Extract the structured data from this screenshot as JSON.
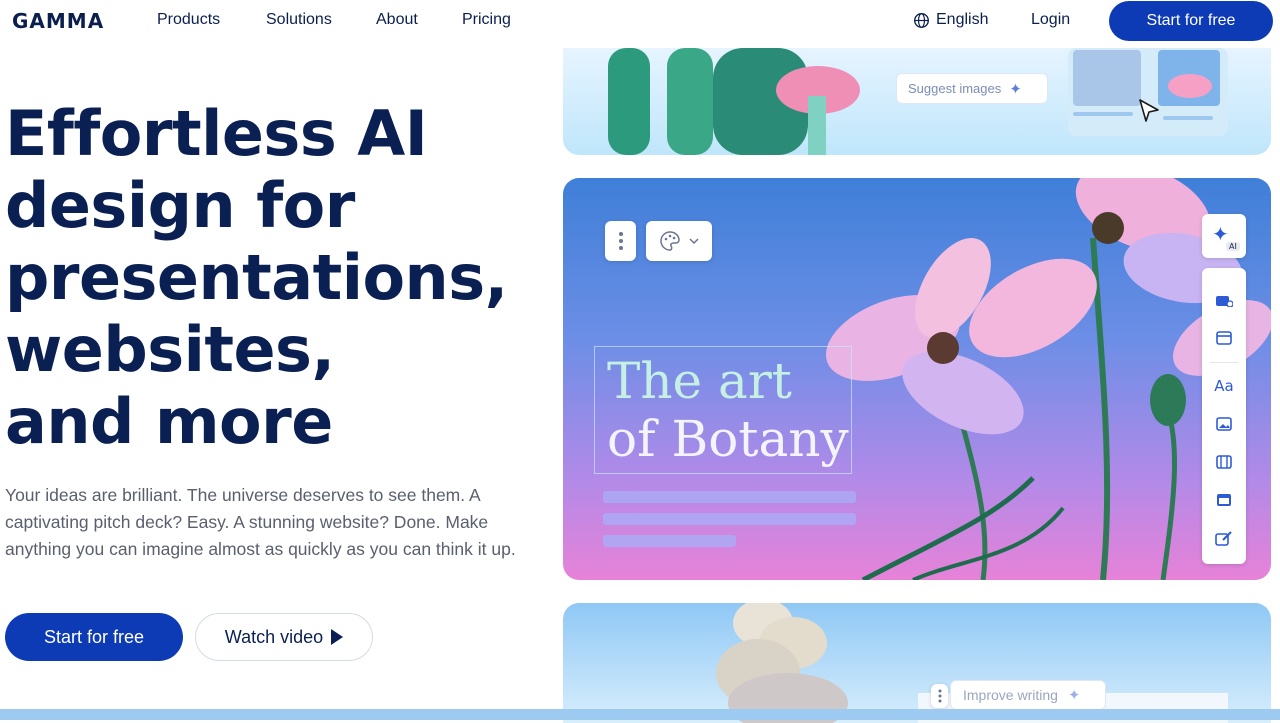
{
  "nav": {
    "logo": "GAMMA",
    "links": [
      "Products",
      "Solutions",
      "About",
      "Pricing"
    ],
    "language": "English",
    "login": "Login",
    "cta": "Start for free"
  },
  "hero": {
    "headline_lines": [
      "Effortless AI",
      "design for",
      "presentations,",
      "websites,",
      "and more"
    ],
    "subtitle": "Your ideas are brilliant. The universe deserves to see them. A captivating pitch deck? Easy. A stunning website? Done. Make anything you can imagine almost as quickly as you can think it up.",
    "primary_button": "Start for free",
    "secondary_button": "Watch video"
  },
  "preview": {
    "suggest_label": "Suggest images",
    "card_title_line1": "The art",
    "card_title_line2": "of Botany",
    "improve_label": "Improve writing",
    "ai_badge": "AI",
    "toolbar_icons": [
      "card-add-icon",
      "layout-icon",
      "text-icon",
      "image-icon",
      "video-icon",
      "embed-icon",
      "edit-icon"
    ]
  },
  "colors": {
    "brand": "#0c3bb5",
    "heading": "#0a1f52"
  }
}
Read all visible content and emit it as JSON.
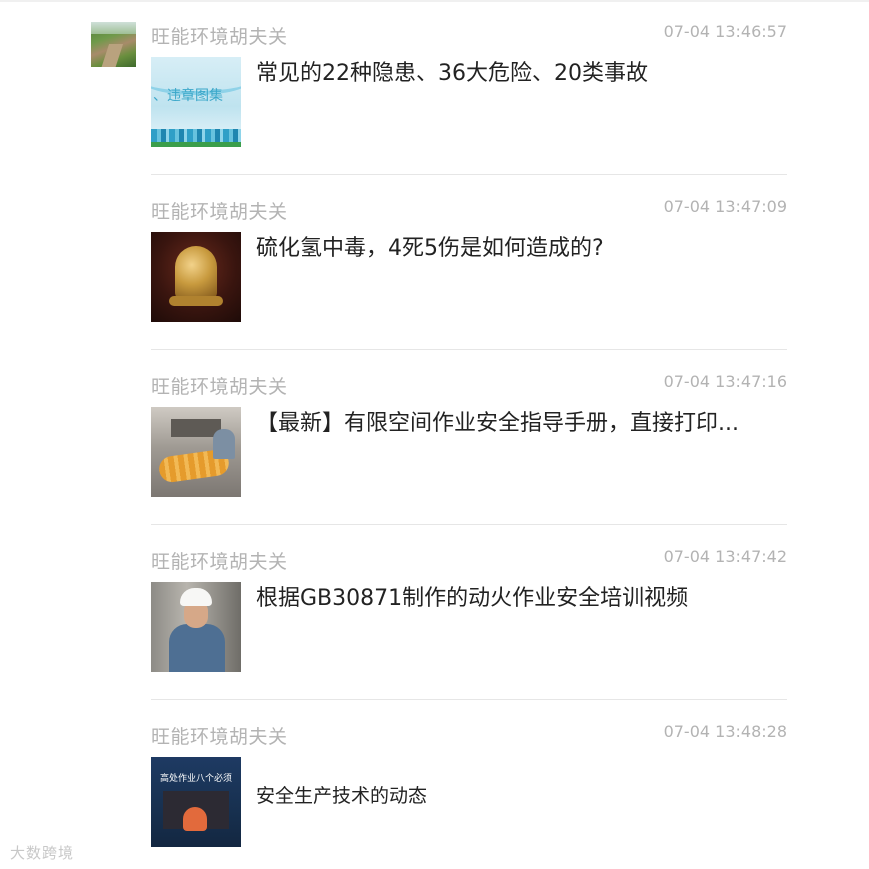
{
  "items": [
    {
      "sender": "旺能环境胡夫关",
      "time": "07-04 13:46:57",
      "title": "常见的22种隐患、36大危险、20类事故",
      "thumb_label": "、违章图集"
    },
    {
      "sender": "旺能环境胡夫关",
      "time": "07-04 13:47:09",
      "title": "硫化氢中毒，4死5伤是如何造成的?"
    },
    {
      "sender": "旺能环境胡夫关",
      "time": "07-04 13:47:16",
      "title": "【最新】有限空间作业安全指导手册，直接打印..."
    },
    {
      "sender": "旺能环境胡夫关",
      "time": "07-04 13:47:42",
      "title": "根据GB30871制作的动火作业安全培训视频"
    },
    {
      "sender": "旺能环境胡夫关",
      "time": "07-04 13:48:28",
      "title": "安全生产技术的动态",
      "thumb_heading": "高处作业八个必须"
    }
  ],
  "watermark": "大数跨境",
  "icons": {
    "avatar": "scenic-path-avatar"
  }
}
============================================================
### Task brief
Pull out all lines from the entries above in which the word "time" appears.

### Solution for this exercise
      "time": "07-04 13:46:57",
      "time": "07-04 13:47:09",
      "time": "07-04 13:47:16",
      "time": "07-04 13:47:42",
      "time": "07-04 13:48:28",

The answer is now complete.